-- Problem description --
Write out the entire listing below exactly as it appears, minus any pictures.

-- Data shown --
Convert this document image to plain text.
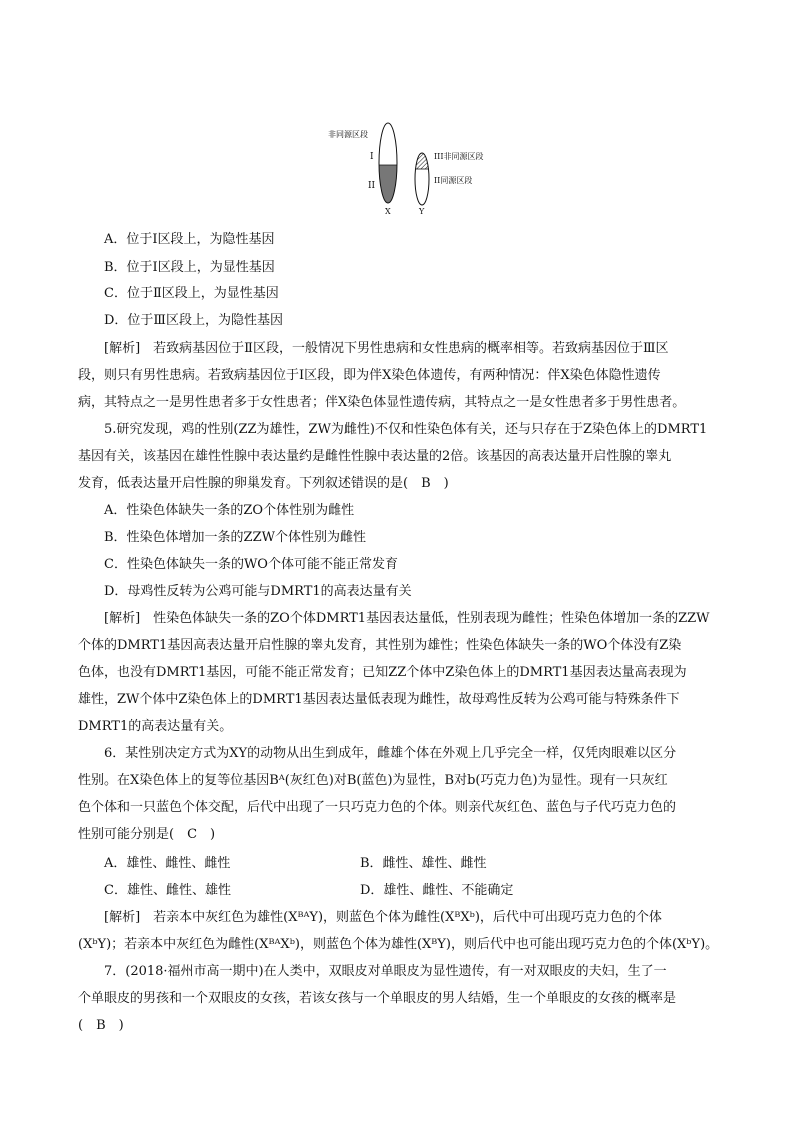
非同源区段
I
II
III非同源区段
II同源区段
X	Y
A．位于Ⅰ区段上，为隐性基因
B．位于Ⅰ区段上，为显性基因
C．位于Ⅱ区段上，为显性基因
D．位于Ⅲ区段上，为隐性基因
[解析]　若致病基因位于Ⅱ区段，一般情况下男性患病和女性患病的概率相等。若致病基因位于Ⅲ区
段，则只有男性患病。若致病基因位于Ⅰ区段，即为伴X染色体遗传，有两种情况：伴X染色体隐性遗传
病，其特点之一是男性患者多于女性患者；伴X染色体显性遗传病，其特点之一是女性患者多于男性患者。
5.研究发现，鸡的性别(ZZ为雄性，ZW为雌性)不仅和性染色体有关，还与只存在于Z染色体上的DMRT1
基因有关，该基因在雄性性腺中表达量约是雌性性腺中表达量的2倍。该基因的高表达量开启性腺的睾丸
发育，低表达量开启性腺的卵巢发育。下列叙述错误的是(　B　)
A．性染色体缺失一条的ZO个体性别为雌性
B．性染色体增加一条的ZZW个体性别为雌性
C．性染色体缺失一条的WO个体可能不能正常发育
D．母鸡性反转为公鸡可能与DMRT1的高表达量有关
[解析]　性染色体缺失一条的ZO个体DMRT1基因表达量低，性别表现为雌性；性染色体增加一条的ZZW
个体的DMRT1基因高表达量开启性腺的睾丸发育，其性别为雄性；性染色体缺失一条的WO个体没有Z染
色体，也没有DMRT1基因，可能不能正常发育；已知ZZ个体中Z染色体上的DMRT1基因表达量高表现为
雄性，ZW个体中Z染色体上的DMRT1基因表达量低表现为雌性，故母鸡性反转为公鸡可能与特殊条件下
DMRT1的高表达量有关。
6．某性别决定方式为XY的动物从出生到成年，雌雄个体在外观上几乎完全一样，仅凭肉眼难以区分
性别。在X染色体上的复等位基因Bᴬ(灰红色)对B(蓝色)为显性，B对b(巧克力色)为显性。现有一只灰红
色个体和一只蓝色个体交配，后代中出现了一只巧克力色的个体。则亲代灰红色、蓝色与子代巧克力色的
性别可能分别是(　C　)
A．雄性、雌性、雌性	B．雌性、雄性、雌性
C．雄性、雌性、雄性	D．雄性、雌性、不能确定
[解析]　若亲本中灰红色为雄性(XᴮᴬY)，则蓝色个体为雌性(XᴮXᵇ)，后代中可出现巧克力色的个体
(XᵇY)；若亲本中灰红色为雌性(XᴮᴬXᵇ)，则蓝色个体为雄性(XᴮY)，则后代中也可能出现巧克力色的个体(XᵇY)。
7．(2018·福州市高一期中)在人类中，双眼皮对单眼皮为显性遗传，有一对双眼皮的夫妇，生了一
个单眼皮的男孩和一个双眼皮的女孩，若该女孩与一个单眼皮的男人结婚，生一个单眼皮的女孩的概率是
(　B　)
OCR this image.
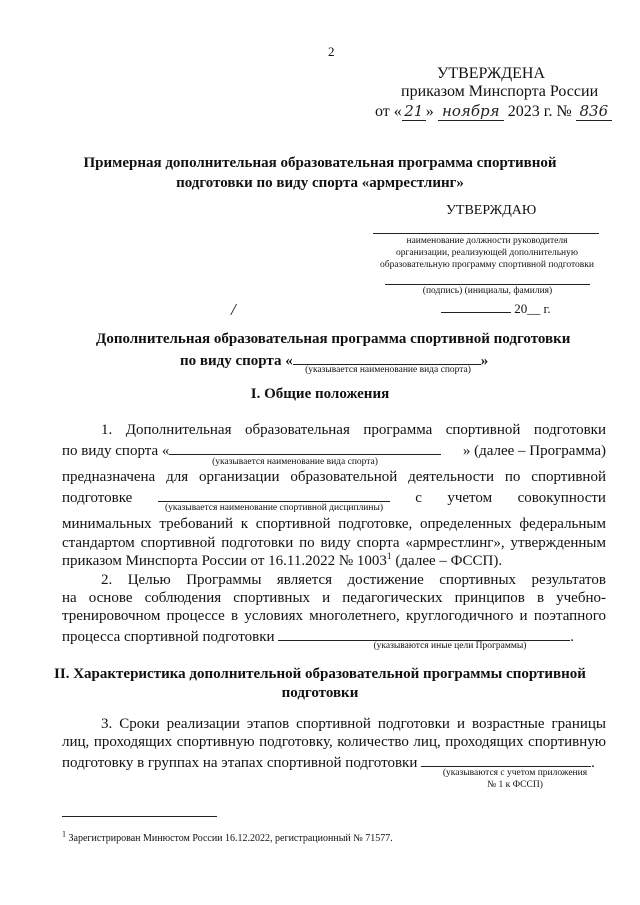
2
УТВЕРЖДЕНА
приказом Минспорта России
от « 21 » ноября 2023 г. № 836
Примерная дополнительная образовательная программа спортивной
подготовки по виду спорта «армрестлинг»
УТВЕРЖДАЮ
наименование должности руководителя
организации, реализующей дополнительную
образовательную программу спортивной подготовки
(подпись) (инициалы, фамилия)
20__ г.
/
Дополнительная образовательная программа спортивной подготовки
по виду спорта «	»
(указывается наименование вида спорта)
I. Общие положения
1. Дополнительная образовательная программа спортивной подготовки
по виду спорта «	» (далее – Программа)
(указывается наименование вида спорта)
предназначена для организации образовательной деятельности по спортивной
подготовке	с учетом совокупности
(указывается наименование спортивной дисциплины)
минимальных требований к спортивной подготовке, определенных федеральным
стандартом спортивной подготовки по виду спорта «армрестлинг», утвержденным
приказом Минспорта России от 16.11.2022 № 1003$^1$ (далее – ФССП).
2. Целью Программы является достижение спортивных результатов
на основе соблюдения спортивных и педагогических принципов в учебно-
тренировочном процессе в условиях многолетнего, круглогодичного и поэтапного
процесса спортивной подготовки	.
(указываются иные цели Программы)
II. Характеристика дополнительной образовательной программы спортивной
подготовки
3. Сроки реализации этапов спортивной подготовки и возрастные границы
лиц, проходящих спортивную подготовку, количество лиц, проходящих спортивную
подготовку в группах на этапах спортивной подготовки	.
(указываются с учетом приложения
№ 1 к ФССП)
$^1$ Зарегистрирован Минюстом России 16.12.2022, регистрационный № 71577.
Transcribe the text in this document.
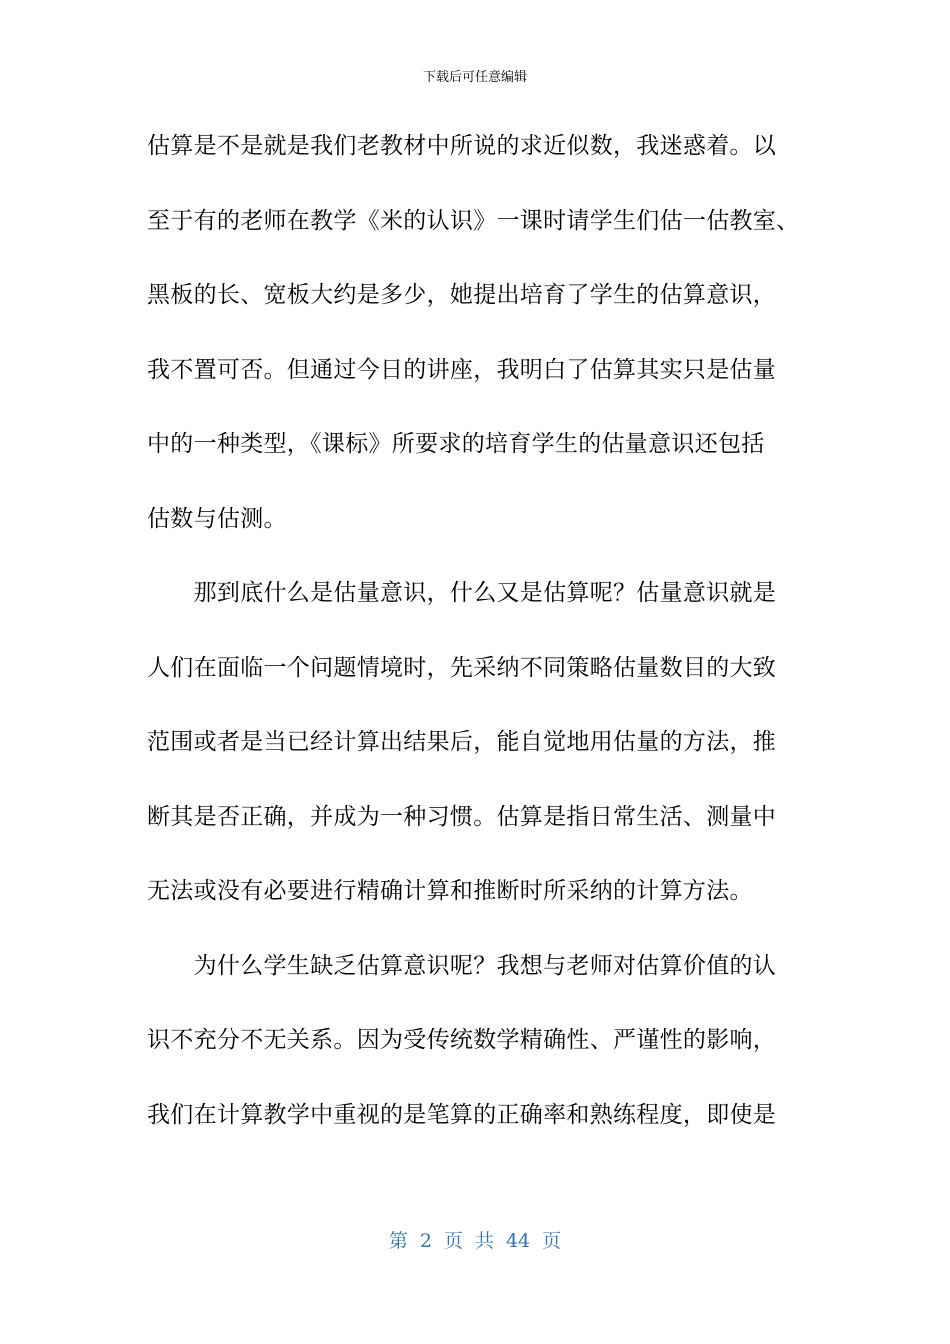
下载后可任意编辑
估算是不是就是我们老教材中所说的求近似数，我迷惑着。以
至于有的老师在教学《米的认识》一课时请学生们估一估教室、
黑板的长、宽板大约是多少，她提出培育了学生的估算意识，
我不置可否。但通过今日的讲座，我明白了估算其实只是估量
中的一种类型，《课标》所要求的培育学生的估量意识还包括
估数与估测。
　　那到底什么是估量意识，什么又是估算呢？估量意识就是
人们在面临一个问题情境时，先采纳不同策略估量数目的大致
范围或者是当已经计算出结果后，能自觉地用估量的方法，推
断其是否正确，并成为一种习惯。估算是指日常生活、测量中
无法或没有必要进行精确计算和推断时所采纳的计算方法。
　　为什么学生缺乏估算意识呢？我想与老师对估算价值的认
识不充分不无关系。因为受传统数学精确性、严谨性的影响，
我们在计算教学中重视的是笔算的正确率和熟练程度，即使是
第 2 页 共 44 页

-- Result --
Convert this document image to plain text.
非同源区段
I
II
III非同源区段
II同源区段
X	Y
A．位于Ⅰ区段上，为隐性基因
B．位于Ⅰ区段上，为显性基因
C．位于Ⅱ区段上，为显性基因
D．位于Ⅲ区段上，为隐性基因
[解析]　若致病基因位于Ⅱ区段，一般情况下男性患病和女性患病的概率相等。若致病基因位于Ⅲ区
段，则只有男性患病。若致病基因位于Ⅰ区段，即为伴X染色体遗传，有两种情况：伴X染色体隐性遗传
病，其特点之一是男性患者多于女性患者；伴X染色体显性遗传病，其特点之一是女性患者多于男性患者。
5.研究发现，鸡的性别(ZZ为雄性，ZW为雌性)不仅和性染色体有关，还与只存在于Z染色体上的DMRT1
基因有关，该基因在雄性性腺中表达量约是雌性性腺中表达量的2倍。该基因的高表达量开启性腺的睾丸
发育，低表达量开启性腺的卵巢发育。下列叙述错误的是(　B　)
A．性染色体缺失一条的ZO个体性别为雌性
B．性染色体增加一条的ZZW个体性别为雌性
C．性染色体缺失一条的WO个体可能不能正常发育
D．母鸡性反转为公鸡可能与DMRT1的高表达量有关
[解析]　性染色体缺失一条的ZO个体DMRT1基因表达量低，性别表现为雌性；性染色体增加一条的ZZW
个体的DMRT1基因高表达量开启性腺的睾丸发育，其性别为雄性；性染色体缺失一条的WO个体没有Z染
色体，也没有DMRT1基因，可能不能正常发育；已知ZZ个体中Z染色体上的DMRT1基因表达量高表现为
雄性，ZW个体中Z染色体上的DMRT1基因表达量低表现为雌性，故母鸡性反转为公鸡可能与特殊条件下
DMRT1的高表达量有关。
6．某性别决定方式为XY的动物从出生到成年，雌雄个体在外观上几乎完全一样，仅凭肉眼难以区分
性别。在X染色体上的复等位基因Bᴬ(灰红色)对B(蓝色)为显性，B对b(巧克力色)为显性。现有一只灰红
色个体和一只蓝色个体交配，后代中出现了一只巧克力色的个体。则亲代灰红色、蓝色与子代巧克力色的
性别可能分别是(　C　)
A．雄性、雌性、雌性	B．雌性、雄性、雌性
C．雄性、雌性、雄性	D．雄性、雌性、不能确定
[解析]　若亲本中灰红色为雄性(XᴮᴬY)，则蓝色个体为雌性(XᴮXᵇ)，后代中可出现巧克力色的个体
(XᵇY)；若亲本中灰红色为雌性(XᴮᴬXᵇ)，则蓝色个体为雄性(XᴮY)，则后代中也可能出现巧克力色的个体(XᵇY)。
7．(2018·福州市高一期中)在人类中，双眼皮对单眼皮为显性遗传，有一对双眼皮的夫妇，生了一
个单眼皮的男孩和一个双眼皮的女孩，若该女孩与一个单眼皮的男人结婚，生一个单眼皮的女孩的概率是
(　B　)
OCR this image.
2
УТВЕРЖДЕНА
приказом Минспорта России
от « 21 » ноября 2023 г. № 836
Примерная дополнительная образовательная программа спортивной
подготовки по виду спорта «армрестлинг»
УТВЕРЖДАЮ
наименование должности руководителя
организации, реализующей дополнительную
образовательную программу спортивной подготовки
(подпись) (инициалы, фамилия)
20__ г.
/
Дополнительная образовательная программа спортивной подготовки
по виду спорта «	»
(указывается наименование вида спорта)
I. Общие положения
1. Дополнительная образовательная программа спортивной подготовки
по виду спорта «	» (далее – Программа)
(указывается наименование вида спорта)
предназначена для организации образовательной деятельности по спортивной
подготовке	с учетом совокупности
(указывается наименование спортивной дисциплины)
минимальных требований к спортивной подготовке, определенных федеральным
стандартом спортивной подготовки по виду спорта «армрестлинг», утвержденным
приказом Минспорта России от 16.11.2022 № 1003$^1$ (далее – ФССП).
2. Целью Программы является достижение спортивных результатов
на основе соблюдения спортивных и педагогических принципов в учебно-
тренировочном процессе в условиях многолетнего, круглогодичного и поэтапного
процесса спортивной подготовки	.
(указываются иные цели Программы)
II. Характеристика дополнительной образовательной программы спортивной
подготовки
3. Сроки реализации этапов спортивной подготовки и возрастные границы
лиц, проходящих спортивную подготовку, количество лиц, проходящих спортивную
подготовку в группах на этапах спортивной подготовки	.
(указываются с учетом приложения
№ 1 к ФССП)
$^1$ Зарегистрирован Минюстом России 16.12.2022, регистрационный № 71577.
Transcribe the text in this document.
下载后可任意编辑
估算是不是就是我们老教材中所说的求近似数，我迷惑着。以
至于有的老师在教学《米的认识》一课时请学生们估一估教室、
黑板的长、宽板大约是多少，她提出培育了学生的估算意识，
我不置可否。但通过今日的讲座，我明白了估算其实只是估量
中的一种类型，《课标》所要求的培育学生的估量意识还包括
估数与估测。
　　那到底什么是估量意识，什么又是估算呢？估量意识就是
人们在面临一个问题情境时，先采纳不同策略估量数目的大致
范围或者是当已经计算出结果后，能自觉地用估量的方法，推
断其是否正确，并成为一种习惯。估算是指日常生活、测量中
无法或没有必要进行精确计算和推断时所采纳的计算方法。
　　为什么学生缺乏估算意识呢？我想与老师对估算价值的认
识不充分不无关系。因为受传统数学精确性、严谨性的影响，
我们在计算教学中重视的是笔算的正确率和熟练程度，即使是
第 2 页 共 44 页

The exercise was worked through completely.